The exercise - Print every line of the entries from the very first one through the line containing "685, 1415, 774]", including both of those lines and copying each one character for character.
╭──
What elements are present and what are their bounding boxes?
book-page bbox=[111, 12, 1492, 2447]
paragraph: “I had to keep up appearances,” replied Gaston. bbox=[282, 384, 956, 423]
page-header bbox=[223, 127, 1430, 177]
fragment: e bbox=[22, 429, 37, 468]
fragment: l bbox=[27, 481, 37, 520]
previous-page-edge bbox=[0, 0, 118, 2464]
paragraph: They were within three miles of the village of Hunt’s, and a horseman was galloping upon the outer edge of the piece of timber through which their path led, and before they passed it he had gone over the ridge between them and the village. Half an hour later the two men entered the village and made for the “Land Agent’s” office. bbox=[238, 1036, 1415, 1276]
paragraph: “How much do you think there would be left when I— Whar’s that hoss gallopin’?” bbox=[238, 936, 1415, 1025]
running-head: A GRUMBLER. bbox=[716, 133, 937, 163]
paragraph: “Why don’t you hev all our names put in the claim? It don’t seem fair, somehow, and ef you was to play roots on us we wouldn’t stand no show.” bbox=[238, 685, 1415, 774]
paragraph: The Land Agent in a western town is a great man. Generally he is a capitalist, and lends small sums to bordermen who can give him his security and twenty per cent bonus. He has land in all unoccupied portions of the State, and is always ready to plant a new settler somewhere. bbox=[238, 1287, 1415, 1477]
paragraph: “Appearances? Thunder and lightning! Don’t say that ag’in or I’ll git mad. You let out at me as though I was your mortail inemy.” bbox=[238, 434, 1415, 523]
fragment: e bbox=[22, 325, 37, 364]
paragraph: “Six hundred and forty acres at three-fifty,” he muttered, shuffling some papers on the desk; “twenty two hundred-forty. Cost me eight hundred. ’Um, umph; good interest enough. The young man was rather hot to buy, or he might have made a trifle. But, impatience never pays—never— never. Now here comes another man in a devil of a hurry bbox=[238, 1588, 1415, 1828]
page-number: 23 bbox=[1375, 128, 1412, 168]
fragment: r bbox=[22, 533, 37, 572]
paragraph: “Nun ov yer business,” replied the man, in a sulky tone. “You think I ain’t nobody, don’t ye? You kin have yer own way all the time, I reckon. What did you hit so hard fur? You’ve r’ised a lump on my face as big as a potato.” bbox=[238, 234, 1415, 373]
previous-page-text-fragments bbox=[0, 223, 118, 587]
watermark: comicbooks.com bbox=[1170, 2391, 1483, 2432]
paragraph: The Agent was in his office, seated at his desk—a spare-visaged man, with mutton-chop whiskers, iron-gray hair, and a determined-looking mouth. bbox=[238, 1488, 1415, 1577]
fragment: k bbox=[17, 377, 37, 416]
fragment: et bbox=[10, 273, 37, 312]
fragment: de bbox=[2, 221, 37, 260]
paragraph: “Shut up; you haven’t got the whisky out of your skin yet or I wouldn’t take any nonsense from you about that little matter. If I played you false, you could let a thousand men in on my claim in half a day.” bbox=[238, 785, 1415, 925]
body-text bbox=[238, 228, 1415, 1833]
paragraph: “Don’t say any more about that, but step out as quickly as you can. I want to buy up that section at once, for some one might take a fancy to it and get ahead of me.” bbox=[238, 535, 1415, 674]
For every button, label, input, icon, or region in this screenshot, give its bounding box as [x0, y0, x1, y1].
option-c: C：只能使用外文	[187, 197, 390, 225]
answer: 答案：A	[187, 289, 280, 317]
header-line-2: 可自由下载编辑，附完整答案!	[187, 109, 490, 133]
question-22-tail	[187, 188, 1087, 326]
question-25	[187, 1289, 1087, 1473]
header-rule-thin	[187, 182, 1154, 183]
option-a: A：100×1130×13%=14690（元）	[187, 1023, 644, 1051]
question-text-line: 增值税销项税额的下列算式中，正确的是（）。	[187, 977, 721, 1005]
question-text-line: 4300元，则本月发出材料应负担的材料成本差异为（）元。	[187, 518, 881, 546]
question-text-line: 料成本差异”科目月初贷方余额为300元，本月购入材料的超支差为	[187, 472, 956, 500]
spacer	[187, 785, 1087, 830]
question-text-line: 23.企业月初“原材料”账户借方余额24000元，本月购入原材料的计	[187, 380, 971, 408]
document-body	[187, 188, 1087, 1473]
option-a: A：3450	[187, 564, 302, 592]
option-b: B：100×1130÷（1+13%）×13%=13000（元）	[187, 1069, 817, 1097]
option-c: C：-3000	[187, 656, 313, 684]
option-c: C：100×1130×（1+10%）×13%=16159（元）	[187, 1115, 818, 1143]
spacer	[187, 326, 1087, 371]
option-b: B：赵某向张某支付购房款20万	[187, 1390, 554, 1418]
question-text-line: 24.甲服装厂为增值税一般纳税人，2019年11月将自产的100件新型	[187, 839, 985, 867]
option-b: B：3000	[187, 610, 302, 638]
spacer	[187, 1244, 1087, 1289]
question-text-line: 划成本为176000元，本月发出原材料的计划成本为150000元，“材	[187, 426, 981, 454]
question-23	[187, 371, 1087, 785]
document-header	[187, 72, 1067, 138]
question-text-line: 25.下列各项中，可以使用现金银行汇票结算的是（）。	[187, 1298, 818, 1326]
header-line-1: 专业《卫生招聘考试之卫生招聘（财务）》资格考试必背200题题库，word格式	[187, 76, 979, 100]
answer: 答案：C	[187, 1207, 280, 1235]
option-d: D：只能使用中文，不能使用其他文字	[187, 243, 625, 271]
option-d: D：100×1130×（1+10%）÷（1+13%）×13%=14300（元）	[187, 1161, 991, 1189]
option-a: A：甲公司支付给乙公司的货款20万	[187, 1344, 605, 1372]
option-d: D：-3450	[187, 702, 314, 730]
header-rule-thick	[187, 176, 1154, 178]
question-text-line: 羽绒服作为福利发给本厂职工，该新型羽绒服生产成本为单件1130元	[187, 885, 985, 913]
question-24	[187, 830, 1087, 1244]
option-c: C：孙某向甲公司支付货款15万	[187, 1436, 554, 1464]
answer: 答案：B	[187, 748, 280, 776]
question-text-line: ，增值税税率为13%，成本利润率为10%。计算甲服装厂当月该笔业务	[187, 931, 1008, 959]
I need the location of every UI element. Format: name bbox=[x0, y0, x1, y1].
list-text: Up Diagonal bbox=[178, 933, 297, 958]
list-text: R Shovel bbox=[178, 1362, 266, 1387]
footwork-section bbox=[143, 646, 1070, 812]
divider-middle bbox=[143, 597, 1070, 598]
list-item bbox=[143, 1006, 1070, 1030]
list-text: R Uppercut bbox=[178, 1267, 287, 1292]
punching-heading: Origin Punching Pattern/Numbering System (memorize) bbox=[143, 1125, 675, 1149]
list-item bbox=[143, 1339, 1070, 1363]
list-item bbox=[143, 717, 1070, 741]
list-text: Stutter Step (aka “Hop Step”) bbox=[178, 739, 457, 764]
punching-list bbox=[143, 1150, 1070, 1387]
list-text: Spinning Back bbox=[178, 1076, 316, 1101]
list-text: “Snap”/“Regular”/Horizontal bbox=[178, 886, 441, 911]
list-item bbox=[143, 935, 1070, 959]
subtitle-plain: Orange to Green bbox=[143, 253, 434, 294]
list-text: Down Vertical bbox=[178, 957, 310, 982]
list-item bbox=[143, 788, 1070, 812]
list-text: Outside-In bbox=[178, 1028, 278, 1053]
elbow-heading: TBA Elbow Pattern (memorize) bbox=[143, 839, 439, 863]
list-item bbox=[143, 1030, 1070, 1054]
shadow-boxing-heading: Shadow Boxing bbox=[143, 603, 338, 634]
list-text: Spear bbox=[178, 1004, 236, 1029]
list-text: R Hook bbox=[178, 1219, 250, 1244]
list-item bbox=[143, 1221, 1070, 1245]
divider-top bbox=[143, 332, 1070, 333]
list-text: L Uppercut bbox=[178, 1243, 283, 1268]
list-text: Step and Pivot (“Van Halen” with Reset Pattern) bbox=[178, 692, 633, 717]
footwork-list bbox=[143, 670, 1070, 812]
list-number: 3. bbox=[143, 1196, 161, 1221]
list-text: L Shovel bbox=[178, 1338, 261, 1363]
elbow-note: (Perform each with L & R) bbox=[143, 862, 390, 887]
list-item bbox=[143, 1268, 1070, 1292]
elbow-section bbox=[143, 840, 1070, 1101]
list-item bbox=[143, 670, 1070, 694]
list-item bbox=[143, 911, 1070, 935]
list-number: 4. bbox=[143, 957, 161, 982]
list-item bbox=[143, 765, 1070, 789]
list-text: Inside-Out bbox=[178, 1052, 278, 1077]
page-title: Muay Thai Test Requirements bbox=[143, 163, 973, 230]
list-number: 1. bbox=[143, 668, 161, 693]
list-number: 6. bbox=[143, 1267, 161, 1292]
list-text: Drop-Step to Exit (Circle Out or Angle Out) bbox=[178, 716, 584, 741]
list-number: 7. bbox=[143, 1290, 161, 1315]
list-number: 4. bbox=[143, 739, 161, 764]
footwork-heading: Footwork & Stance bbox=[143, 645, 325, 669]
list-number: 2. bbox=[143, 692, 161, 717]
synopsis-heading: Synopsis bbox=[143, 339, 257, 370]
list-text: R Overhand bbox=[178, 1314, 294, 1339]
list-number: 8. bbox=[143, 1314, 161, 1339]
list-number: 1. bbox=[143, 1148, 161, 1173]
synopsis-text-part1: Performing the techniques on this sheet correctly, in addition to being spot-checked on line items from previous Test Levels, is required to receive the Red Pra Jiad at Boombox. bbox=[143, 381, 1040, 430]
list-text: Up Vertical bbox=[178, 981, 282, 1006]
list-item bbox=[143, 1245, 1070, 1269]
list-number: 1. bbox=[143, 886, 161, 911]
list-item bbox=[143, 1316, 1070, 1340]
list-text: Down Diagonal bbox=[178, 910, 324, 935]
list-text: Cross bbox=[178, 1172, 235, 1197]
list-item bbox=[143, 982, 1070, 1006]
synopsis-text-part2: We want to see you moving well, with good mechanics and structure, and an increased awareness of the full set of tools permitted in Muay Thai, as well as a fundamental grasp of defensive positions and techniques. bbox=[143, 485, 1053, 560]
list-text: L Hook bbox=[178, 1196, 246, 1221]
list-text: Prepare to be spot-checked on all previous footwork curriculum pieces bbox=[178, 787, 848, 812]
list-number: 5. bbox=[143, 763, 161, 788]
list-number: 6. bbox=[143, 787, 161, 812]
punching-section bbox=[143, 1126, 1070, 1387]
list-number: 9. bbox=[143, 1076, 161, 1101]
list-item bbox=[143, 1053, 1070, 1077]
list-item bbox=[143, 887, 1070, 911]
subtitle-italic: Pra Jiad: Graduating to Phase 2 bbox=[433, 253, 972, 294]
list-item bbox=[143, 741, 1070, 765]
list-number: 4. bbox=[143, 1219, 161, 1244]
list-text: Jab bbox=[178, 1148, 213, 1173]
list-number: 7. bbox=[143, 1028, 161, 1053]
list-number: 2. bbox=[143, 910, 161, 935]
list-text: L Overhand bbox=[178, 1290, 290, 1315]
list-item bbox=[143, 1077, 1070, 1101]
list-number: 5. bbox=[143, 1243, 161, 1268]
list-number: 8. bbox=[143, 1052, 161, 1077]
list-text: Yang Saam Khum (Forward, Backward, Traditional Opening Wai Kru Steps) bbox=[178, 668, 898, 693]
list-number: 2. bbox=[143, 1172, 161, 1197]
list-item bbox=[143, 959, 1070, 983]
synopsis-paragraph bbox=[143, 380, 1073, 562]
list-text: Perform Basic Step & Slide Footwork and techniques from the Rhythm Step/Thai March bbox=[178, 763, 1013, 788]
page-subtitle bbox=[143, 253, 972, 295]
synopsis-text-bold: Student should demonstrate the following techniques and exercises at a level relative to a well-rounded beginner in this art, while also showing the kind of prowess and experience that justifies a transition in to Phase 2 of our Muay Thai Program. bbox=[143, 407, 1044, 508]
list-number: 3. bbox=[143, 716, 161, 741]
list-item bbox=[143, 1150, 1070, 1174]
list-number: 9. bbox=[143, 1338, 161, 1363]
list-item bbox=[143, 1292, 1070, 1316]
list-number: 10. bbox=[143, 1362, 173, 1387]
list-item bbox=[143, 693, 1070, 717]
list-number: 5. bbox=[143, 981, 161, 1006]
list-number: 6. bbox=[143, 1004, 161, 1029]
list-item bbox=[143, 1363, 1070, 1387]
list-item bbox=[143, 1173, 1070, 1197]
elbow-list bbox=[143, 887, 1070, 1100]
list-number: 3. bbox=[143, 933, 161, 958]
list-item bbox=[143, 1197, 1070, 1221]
╰──
The solution -
What elements are present and what are their bounding boxes?
book-page bbox=[111, 12, 1492, 2447]
paragraph: “I had to keep up appearances,” replied Gaston. bbox=[282, 384, 956, 423]
page-header bbox=[223, 127, 1430, 177]
fragment: e bbox=[22, 429, 37, 468]
fragment: l bbox=[27, 481, 37, 520]
previous-page-edge bbox=[0, 0, 118, 2464]
paragraph: They were within three miles of the village of Hunt’s, and a horseman was galloping upon the outer edge of the piece of timber through which their path led, and before they passed it he had gone over the ridge between them and the village. Half an hour later the two men entered the village and made for the “Land Agent’s” office. bbox=[238, 1036, 1415, 1276]
paragraph: “How much do you think there would be left when I— Whar’s that hoss gallopin’?” bbox=[238, 936, 1415, 1025]
running-head: A GRUMBLER. bbox=[716, 133, 937, 163]
paragraph: “Why don’t you hev all our names put in the claim? It don’t seem fair, somehow, and ef you was to play roots on us we wouldn’t stand no show.” bbox=[238, 685, 1415, 774]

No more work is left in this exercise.